Records for processing →

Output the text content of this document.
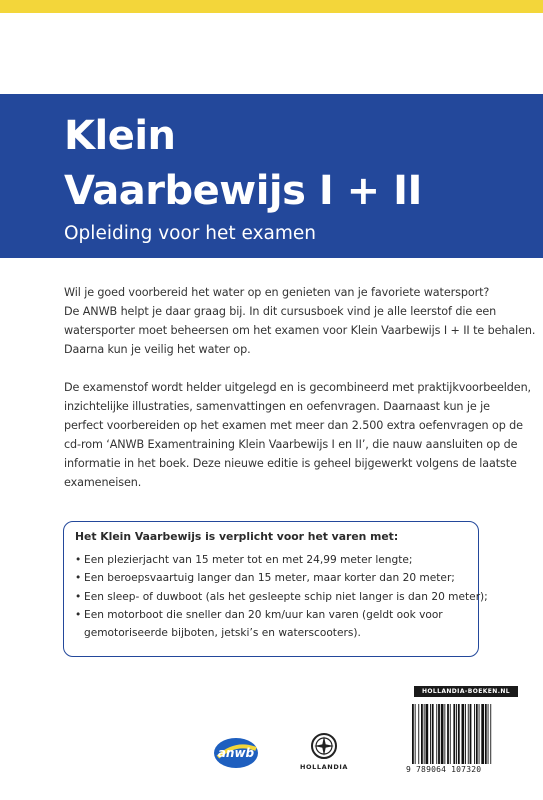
Klein
Vaarbewijs I + II
Opleiding voor het examen

Wil je goed voorbereid het water op en genieten van je favoriete watersport?
De ANWB helpt je daar graag bij. In dit cursusboek vind je alle leerstof die een
watersporter moet beheersen om het examen voor Klein Vaarbewijs I + II te behalen.
Daarna kun je veilig het water op.

De examenstof wordt helder uitgelegd en is gecombineerd met praktijkvoorbeelden,
inzichtelijke illustraties, samenvattingen en oefenvragen. Daarnaast kun je je
perfect voorbereiden op het examen met meer dan 2.500 extra oefenvragen op de
cd-rom ‘ANWB Examentraining Klein Vaarbewijs I en II’, die nauw aansluiten op de
informatie in het boek. Deze nieuwe editie is geheel bijgewerkt volgens de laatste
exameneisen.

Het Klein Vaarbewijs is verplicht voor het varen met:
• Een plezierjacht van 15 meter tot en met 24,99 meter lengte;
• Een beroepsvaartuig langer dan 15 meter, maar korter dan 20 meter;
• Een sleep- of duwboot (als het gesleepte schip niet langer is dan 20 meter);
• Een motorboot die sneller dan 20 km/uur kan varen (geldt ook voor
gemotoriseerde bijboten, jetski’s en waterscooters).
anwb
HOLLANDIA
HOLLANDIA-BOEKEN.NL
9 789064 107320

Exercise task → Extract each line from the entries above that contains the string "langer".

Result for this exercise →
• Een beroepsvaartuig langer dan 15 meter, maar korter dan 20 meter;
• Een sleep- of duwboot (als het gesleepte schip niet langer is dan 20 meter);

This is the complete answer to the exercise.